(Data excerpts)
"""

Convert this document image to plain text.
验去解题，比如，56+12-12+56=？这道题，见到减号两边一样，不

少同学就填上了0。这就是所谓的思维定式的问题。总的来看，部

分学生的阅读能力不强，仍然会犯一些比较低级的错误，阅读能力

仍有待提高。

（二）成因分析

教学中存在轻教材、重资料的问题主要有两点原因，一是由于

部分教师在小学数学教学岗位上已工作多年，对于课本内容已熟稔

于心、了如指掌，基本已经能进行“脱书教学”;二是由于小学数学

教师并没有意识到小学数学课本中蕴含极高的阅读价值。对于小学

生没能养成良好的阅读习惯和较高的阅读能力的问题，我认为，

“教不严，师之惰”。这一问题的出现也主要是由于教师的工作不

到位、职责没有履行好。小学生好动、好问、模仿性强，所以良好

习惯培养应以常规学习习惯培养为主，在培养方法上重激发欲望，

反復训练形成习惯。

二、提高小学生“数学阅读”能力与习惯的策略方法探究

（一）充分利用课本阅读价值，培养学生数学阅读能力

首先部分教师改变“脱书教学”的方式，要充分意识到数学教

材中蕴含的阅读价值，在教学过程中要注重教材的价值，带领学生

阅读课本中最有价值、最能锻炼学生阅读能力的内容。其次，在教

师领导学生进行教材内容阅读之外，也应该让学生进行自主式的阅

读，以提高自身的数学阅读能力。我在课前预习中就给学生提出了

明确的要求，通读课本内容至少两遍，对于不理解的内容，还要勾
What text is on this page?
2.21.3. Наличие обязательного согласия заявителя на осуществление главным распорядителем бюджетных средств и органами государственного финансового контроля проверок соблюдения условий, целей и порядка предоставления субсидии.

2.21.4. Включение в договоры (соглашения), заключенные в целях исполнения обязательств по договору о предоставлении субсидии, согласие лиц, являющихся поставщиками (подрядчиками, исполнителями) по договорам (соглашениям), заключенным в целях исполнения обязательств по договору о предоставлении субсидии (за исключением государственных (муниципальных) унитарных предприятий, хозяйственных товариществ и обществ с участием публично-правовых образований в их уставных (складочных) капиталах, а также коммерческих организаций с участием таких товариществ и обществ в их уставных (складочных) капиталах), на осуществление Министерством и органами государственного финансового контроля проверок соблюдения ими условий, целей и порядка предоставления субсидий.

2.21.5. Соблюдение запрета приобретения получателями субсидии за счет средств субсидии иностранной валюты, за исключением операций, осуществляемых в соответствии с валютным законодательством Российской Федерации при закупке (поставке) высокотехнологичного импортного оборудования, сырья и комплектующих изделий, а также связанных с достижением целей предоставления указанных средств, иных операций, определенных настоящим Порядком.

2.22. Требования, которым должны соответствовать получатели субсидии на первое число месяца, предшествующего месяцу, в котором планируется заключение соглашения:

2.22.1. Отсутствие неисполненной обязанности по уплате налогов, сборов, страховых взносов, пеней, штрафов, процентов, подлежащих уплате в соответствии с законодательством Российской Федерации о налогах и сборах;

"""

What you will do. Reproduce each entry exactly, leaving out nothing.

Response below.
Convert this document image to plain text.
验去解题，比如，56+12-12+56=？这道题，见到减号两边一样，不

少同学就填上了0。这就是所谓的思维定式的问题。总的来看，部

分学生的阅读能力不强，仍然会犯一些比较低级的错误，阅读能力

仍有待提高。

（二）成因分析

教学中存在轻教材、重资料的问题主要有两点原因，一是由于

部分教师在小学数学教学岗位上已工作多年，对于课本内容已熟稔

于心、了如指掌，基本已经能进行“脱书教学”;二是由于小学数学

教师并没有意识到小学数学课本中蕴含极高的阅读价值。对于小学

生没能养成良好的阅读习惯和较高的阅读能力的问题，我认为，

“教不严，师之惰”。这一问题的出现也主要是由于教师的工作不

到位、职责没有履行好。小学生好动、好问、模仿性强，所以良好

习惯培养应以常规学习习惯培养为主，在培养方法上重激发欲望，

反復训练形成习惯。

二、提高小学生“数学阅读”能力与习惯的策略方法探究

（一）充分利用课本阅读价值，培养学生数学阅读能力

首先部分教师改变“脱书教学”的方式，要充分意识到数学教

材中蕴含的阅读价值，在教学过程中要注重教材的价值，带领学生

阅读课本中最有价值、最能锻炼学生阅读能力的内容。其次，在教

师领导学生进行教材内容阅读之外，也应该让学生进行自主式的阅

读，以提高自身的数学阅读能力。我在课前预习中就给学生提出了

明确的要求，通读课本内容至少两遍，对于不理解的内容，还要勾
What text is on this page?
2.21.3. Наличие обязательного согласия заявителя на осуществление главным распорядителем бюджетных средств и органами государственного финансового контроля проверок соблюдения условий, целей и порядка предоставления субсидии.

2.21.4. Включение в договоры (соглашения), заключенные в целях исполнения обязательств по договору о предоставлении субсидии, согласие лиц, являющихся поставщиками (подрядчиками, исполнителями) по договорам (соглашениям), заключенным в целях исполнения обязательств по договору о предоставлении субсидии (за исключением государственных (муниципальных) унитарных предприятий, хозяйственных товариществ и обществ с участием публично-правовых образований в их уставных (складочных) капиталах, а также коммерческих организаций с участием таких товариществ и обществ в их уставных (складочных) капиталах), на осуществление Министерством и органами государственного финансового контроля проверок соблюдения ими условий, целей и порядка предоставления субсидий.

2.21.5. Соблюдение запрета приобретения получателями субсидии за счет средств субсидии иностранной валюты, за исключением операций, осуществляемых в соответствии с валютным законодательством Российской Федерации при закупке (поставке) высокотехнологичного импортного оборудования, сырья и комплектующих изделий, а также связанных с достижением целей предоставления указанных средств, иных операций, определенных настоящим Порядком.

2.22. Требования, которым должны соответствовать получатели субсидии на первое число месяца, предшествующего месяцу, в котором планируется заключение соглашения:

2.22.1. Отсутствие неисполненной обязанности по уплате налогов, сборов, страховых взносов, пеней, штрафов, процентов, подлежащих уплате в соответствии с законодательством Российской Федерации о налогах и сборах;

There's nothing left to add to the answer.